RECORDED INFORMATION =>
━━━━━━

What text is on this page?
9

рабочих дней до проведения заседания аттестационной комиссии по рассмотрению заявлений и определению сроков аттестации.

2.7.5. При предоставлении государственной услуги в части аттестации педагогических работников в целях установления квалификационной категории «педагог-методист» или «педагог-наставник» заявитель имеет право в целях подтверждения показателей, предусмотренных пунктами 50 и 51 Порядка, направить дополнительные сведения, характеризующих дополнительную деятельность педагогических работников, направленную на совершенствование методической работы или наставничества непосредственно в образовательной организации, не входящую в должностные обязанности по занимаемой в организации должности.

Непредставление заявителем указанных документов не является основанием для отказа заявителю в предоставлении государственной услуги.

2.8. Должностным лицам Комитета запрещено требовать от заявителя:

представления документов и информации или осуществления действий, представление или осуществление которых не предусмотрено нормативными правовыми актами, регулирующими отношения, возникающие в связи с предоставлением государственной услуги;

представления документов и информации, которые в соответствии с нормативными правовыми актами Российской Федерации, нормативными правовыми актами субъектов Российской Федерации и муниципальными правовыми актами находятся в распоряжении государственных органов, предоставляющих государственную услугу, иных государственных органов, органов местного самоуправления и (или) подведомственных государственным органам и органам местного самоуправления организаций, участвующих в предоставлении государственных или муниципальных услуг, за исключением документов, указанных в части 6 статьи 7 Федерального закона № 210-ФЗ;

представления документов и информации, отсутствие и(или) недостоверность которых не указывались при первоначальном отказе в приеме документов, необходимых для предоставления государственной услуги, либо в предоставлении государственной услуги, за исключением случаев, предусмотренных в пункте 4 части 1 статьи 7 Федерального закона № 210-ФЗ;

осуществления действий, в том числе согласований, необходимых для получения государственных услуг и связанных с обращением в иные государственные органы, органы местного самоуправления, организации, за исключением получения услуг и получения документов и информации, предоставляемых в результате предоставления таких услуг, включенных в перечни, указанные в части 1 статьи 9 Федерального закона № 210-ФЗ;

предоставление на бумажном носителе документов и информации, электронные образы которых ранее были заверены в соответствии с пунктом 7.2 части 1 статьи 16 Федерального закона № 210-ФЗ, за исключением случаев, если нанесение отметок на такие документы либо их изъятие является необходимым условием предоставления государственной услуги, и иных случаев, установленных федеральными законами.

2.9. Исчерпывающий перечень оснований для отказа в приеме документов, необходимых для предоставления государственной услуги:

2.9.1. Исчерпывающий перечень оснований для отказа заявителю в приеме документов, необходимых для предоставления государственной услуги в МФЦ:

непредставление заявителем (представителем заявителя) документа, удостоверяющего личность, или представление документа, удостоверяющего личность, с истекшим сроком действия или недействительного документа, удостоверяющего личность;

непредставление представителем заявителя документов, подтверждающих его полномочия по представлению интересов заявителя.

━━━━━━

DIRECTION => Find all the lines containing "заявителю" in the material, then copy them.

RESULT =>
Непредставление заявителем указанных документов не является основанием для отказа заявителю в предоставлении государственной услуги.
2.9.1. Исчерпывающий перечень оснований для отказа заявителю в приеме документов, необходимых для предоставления государственной услуги в МФЦ:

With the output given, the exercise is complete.